* [Passage provided]:

Hot in the city…

Well the UK is on fire right now. It won’t last of course, but we’re all collectively suffering from poor infrastructure in our homes.

We are not made for this kind of situation ~ you know, sunshine and high temperatures, we’re not used to it, our houses aren’t geared up for it.

And we certainly don’t expect it in May

Very few people have air conditioning, I believe I saw a statistic that said only 3% of UK homes have it.

I’m not sure if that’s just the number for built in units, I imagine it is.

Chris and I have a couple of free standing ones in our house, and I feel incredibly fortunate for that.

They’re absolutely fabulous, but I struggle with the noise of them in the night. So we’re pretty much in the same boat as everyone else during the night, but at least it gives me a bit of respite in the days and we get into an ice cold bed at the end of the day.

So, stomas in high temperatures aren’t a massive amount of fun.

For those who have a looser output it’s vital to get fluid intake up. And even me, with solid output has to drink more otherwise I end up with my special - holiday constipation.

I thought it was just because I fly somewhere I get it, but no, just being in hot weather triggers it.

I have been gorging on kiwi fruit and dates to try and move things along. And although I had a few troublesome days I have managed to even out my output.

Which is a blessed relief because I hate that feeling of being clogged. It makes me feel incredibly lethargic.

And that’s not something I can take on right now. Because I’m having a bit of a reinvention.

Long story short, about 16 years ago I started experiencing insomnia.

Sam was diagnosed with cancer age 13, then six months later I was diagnosed with cancer. Then a few years after that Ben had experienced so much distress through the cancer years, that he started suffering from suicidal ideation, and then my dad was diagnosed with cancer.

Plus multiple people who we adored were diagnosed with cancer, and some very tragically passed away.

It’s a lot, and it’s caused a lot of fear.

As you can imagine, it was all the perfect storm for an over active chaotic mind to start with.

Then about 8 years ago I started suffering even more from insomnia. I was cheerful and chirpy during the day (very fortunately I always am, but it was incredibly challenging), during the nights my mind would go into overdrive.

I was a mess and desperate, but didn’t want to enter into taking anything too hardcore for it.

Knowing how my brain gets fixated and obsessed with things, I didn’t want sleeping tablets to be the new one.

So I visited a GP, and they said to take Phenegan (Promethazine) until it cleared.

I wasn’t keen to take the phenegan, but desperate times call for desperate measures. I don’t even like to take medication, I even refused the morphine straight after my surgery, preferring to just get by on paracetamol, and I don’t even like taking that!

* [Input data]:
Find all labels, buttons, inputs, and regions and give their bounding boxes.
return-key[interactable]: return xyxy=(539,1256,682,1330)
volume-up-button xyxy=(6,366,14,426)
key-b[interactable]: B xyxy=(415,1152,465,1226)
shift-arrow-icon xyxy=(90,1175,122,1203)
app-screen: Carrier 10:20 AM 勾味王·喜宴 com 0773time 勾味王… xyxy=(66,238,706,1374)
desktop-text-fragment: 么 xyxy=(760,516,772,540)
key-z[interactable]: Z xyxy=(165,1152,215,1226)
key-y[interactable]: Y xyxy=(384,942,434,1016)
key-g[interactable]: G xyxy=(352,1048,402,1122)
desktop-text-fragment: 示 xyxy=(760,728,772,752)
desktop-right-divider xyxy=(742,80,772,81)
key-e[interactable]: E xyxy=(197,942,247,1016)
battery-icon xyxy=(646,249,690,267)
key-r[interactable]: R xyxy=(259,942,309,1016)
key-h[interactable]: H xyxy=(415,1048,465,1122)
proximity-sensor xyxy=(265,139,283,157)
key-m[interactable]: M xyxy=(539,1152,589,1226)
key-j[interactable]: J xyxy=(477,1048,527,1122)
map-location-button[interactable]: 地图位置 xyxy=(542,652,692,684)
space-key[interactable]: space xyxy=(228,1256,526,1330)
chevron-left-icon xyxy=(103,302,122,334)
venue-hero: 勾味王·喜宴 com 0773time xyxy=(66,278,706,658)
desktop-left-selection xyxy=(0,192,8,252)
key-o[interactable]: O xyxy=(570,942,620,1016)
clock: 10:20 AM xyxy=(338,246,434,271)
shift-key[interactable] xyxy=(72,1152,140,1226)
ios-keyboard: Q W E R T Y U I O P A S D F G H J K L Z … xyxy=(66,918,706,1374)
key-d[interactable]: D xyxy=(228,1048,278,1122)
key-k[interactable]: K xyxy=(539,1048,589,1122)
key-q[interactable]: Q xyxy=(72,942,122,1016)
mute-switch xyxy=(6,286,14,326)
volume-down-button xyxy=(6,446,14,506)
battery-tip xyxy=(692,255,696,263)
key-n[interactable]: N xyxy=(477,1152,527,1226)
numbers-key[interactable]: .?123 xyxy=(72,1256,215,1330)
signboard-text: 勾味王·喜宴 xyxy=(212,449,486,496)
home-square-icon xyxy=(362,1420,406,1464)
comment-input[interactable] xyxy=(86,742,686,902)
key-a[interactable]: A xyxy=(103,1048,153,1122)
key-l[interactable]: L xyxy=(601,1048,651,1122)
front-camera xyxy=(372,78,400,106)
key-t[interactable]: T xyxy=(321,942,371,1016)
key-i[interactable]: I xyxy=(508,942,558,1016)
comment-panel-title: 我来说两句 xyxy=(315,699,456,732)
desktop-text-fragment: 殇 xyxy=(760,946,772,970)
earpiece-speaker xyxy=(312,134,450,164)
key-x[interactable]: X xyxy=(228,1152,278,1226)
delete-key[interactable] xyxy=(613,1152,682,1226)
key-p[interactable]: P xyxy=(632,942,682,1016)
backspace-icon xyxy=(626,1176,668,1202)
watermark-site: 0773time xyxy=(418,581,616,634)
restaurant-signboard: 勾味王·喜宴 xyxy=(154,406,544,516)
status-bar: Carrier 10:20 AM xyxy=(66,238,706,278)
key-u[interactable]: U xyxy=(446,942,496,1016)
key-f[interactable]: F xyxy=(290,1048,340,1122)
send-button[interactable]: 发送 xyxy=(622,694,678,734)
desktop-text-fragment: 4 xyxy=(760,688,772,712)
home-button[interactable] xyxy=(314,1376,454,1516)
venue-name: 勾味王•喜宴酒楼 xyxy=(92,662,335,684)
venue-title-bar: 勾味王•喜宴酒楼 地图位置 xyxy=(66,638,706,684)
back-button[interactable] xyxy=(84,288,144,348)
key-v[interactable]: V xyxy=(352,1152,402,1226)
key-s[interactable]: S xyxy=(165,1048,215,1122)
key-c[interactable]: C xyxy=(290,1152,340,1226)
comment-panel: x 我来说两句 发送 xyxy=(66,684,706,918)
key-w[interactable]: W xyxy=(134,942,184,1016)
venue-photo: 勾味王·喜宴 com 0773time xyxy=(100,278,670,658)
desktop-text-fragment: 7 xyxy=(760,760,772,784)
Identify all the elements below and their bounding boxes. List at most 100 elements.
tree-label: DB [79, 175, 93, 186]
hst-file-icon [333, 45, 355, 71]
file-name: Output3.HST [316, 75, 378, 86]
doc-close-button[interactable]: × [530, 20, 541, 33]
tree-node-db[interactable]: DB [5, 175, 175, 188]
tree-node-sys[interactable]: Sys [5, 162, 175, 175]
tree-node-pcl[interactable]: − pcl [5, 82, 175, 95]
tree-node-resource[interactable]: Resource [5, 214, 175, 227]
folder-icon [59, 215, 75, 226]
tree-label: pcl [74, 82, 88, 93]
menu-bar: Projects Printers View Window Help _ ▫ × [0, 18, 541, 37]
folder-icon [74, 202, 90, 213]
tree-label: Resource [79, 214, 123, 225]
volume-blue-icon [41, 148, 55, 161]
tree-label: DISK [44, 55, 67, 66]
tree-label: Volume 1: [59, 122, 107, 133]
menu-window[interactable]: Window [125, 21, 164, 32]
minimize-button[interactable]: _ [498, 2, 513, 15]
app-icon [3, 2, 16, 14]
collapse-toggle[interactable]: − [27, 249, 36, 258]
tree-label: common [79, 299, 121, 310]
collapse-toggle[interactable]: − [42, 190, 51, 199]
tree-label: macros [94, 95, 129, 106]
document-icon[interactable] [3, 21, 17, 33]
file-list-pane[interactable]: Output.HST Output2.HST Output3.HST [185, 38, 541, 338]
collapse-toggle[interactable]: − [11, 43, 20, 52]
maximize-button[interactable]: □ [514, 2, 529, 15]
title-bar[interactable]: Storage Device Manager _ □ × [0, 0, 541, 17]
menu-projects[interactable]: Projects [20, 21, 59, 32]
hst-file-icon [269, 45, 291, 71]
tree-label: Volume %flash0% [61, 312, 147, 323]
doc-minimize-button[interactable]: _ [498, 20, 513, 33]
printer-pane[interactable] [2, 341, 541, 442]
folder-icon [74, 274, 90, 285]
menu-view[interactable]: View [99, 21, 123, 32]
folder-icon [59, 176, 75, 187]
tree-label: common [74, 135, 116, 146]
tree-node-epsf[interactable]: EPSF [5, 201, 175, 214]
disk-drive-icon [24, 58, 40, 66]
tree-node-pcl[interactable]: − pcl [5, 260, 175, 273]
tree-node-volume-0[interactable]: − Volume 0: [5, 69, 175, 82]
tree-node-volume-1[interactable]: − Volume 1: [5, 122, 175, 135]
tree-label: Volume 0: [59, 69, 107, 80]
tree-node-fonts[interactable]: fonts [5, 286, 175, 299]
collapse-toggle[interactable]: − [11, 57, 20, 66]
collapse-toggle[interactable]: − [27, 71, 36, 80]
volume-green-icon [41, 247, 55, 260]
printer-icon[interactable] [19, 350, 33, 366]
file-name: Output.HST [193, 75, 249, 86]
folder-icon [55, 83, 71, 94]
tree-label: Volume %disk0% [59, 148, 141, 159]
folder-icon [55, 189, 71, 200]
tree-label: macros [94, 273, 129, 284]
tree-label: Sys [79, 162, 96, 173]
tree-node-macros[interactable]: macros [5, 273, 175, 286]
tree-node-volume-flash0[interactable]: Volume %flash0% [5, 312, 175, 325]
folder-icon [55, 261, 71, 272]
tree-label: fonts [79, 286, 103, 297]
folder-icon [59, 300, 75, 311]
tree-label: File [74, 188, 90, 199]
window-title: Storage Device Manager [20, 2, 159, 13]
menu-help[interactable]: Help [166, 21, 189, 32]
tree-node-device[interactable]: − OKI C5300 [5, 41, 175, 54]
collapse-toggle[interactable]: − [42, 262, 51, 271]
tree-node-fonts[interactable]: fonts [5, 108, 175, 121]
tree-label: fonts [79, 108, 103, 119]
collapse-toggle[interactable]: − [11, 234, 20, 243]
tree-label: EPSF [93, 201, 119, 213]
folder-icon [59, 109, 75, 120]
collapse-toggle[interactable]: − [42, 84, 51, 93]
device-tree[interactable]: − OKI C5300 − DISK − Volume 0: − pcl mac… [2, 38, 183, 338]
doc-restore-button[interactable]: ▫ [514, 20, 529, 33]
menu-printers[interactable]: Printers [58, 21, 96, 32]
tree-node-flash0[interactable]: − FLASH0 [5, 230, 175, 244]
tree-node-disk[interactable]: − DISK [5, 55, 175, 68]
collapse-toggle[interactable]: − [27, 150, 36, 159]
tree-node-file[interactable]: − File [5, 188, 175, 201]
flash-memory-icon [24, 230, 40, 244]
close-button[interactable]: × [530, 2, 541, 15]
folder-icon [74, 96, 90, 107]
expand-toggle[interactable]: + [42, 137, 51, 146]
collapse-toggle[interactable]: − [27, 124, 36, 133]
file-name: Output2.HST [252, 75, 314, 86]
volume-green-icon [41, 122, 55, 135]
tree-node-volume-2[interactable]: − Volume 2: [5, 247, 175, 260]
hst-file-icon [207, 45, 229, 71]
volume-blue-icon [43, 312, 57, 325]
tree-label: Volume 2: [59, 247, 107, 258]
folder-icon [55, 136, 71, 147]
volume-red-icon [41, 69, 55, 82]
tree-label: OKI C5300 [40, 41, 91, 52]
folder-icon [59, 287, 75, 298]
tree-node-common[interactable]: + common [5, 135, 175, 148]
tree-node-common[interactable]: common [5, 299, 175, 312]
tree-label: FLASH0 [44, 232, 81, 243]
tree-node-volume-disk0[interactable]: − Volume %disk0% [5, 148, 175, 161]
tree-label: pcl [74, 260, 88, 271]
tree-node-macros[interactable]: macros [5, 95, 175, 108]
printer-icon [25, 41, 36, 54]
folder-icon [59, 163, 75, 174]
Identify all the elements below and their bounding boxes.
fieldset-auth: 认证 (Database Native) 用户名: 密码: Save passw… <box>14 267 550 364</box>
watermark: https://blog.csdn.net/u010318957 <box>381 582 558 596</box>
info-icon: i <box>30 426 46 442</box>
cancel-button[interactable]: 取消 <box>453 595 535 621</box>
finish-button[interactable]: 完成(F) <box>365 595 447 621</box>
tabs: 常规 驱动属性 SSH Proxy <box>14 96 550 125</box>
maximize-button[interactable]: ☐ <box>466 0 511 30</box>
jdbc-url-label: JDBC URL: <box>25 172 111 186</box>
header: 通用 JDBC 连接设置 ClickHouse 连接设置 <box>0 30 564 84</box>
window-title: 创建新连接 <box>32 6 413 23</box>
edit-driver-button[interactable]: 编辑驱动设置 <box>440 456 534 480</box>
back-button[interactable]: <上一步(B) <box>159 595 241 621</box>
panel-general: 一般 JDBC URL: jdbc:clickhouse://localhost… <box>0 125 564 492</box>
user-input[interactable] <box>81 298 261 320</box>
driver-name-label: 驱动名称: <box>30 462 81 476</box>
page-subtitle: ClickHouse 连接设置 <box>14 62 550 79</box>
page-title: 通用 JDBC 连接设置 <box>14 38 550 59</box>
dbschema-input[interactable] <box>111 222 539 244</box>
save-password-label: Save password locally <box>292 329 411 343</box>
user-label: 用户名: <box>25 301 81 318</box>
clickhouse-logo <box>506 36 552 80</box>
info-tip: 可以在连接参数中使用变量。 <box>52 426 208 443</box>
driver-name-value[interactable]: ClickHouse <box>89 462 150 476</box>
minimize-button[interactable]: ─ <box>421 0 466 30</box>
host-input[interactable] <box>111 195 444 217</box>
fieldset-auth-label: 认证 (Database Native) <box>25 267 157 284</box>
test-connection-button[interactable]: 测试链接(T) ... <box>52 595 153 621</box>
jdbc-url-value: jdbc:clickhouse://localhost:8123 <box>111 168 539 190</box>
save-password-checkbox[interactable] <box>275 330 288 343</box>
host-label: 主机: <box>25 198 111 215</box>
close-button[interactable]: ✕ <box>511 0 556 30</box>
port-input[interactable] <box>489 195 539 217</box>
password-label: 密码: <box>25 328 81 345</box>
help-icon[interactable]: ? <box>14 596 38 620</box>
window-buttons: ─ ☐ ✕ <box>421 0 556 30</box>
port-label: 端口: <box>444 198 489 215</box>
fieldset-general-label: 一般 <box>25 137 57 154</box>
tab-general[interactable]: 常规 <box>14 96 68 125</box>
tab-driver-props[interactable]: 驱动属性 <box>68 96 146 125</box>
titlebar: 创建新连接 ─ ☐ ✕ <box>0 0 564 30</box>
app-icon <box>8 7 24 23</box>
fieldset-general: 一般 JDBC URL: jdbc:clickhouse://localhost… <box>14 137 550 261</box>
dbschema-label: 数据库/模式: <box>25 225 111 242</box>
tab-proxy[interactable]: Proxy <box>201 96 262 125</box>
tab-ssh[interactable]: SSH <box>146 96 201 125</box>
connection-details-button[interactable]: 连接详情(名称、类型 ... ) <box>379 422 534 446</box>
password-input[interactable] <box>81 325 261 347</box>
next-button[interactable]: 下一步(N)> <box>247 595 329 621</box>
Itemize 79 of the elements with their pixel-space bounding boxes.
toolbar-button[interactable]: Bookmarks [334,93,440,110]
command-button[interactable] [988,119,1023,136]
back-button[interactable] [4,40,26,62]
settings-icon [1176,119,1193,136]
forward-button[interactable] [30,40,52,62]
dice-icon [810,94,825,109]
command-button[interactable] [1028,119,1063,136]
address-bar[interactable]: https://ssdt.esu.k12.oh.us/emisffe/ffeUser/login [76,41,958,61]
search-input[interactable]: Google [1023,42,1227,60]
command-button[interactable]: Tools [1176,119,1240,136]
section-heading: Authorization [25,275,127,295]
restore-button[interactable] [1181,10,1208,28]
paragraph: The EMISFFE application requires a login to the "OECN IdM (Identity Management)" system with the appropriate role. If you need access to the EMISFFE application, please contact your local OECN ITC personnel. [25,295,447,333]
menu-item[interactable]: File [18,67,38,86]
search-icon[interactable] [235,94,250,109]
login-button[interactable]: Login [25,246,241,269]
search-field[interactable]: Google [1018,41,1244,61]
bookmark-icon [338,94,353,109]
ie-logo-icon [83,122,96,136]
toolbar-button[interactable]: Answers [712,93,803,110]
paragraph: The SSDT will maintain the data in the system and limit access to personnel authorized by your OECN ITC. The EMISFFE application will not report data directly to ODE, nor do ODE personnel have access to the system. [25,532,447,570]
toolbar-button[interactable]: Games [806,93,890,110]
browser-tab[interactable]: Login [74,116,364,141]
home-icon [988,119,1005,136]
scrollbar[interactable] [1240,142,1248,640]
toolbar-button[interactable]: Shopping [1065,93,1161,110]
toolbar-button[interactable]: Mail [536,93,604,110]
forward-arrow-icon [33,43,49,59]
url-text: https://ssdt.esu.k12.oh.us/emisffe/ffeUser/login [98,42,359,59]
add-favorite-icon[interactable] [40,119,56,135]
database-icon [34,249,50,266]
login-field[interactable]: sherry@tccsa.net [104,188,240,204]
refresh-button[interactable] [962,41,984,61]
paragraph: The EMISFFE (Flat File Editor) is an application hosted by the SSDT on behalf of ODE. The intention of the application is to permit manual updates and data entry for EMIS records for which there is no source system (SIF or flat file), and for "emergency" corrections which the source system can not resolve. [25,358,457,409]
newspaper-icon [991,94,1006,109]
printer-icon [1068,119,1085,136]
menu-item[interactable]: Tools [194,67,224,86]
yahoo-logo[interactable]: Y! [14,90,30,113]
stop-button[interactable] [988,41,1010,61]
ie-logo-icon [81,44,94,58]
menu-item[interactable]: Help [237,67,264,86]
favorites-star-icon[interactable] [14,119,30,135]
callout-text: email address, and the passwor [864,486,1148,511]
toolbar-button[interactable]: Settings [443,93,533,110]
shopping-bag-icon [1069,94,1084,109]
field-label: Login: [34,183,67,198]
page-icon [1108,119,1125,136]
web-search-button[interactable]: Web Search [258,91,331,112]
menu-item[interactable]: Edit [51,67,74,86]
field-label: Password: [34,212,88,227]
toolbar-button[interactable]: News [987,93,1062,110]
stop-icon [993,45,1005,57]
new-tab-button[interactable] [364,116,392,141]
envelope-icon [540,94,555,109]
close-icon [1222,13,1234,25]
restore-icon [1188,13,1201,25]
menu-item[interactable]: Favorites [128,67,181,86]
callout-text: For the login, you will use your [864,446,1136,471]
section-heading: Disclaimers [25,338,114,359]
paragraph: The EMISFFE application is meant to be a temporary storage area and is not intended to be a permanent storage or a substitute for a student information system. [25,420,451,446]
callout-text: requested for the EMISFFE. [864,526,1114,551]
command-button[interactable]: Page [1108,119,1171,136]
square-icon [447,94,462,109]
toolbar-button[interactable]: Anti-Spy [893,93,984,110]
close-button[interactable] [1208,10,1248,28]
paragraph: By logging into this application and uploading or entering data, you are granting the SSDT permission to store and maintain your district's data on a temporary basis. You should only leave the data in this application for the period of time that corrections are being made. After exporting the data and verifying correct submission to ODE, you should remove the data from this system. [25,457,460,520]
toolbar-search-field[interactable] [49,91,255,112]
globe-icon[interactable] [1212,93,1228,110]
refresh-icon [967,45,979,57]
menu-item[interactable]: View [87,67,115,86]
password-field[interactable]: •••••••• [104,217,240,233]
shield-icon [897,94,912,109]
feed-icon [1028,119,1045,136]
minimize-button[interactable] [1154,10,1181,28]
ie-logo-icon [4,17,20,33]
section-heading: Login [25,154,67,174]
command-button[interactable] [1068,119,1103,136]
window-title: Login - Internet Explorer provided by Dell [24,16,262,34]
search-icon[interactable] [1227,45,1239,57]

* [Exercises to complete]:
1. Answer these questions from the blog post:
(a) What percentage of UK homes does the author recall seeing reported as having air conditioning?
(b) Which foods did the author eat to try to move things along?
(c) What did the GP advise the author to take for insomnia?
2. Reproduce the section of the blog post starting with "I have been" and going on through "started experiencing insomnia.".
Answer using only the blog post.

* [Answers for the tasks]:
1.
(a) 3%
(b) Kiwi fruit and dates
(c) Phenegan (Promethazine)

2.
I have been gorging on kiwi fruit and dates to try and move things along. And although I had a few troublesome days I have managed to even out my output.

Which is a blessed relief because I hate that feeling of being clogged. It makes me feel incredibly lethargic.

And that’s not something I can take on right now. Because I’m having a bit of a reinvention.

Long story short, about 16 years ago I started experiencing insomnia.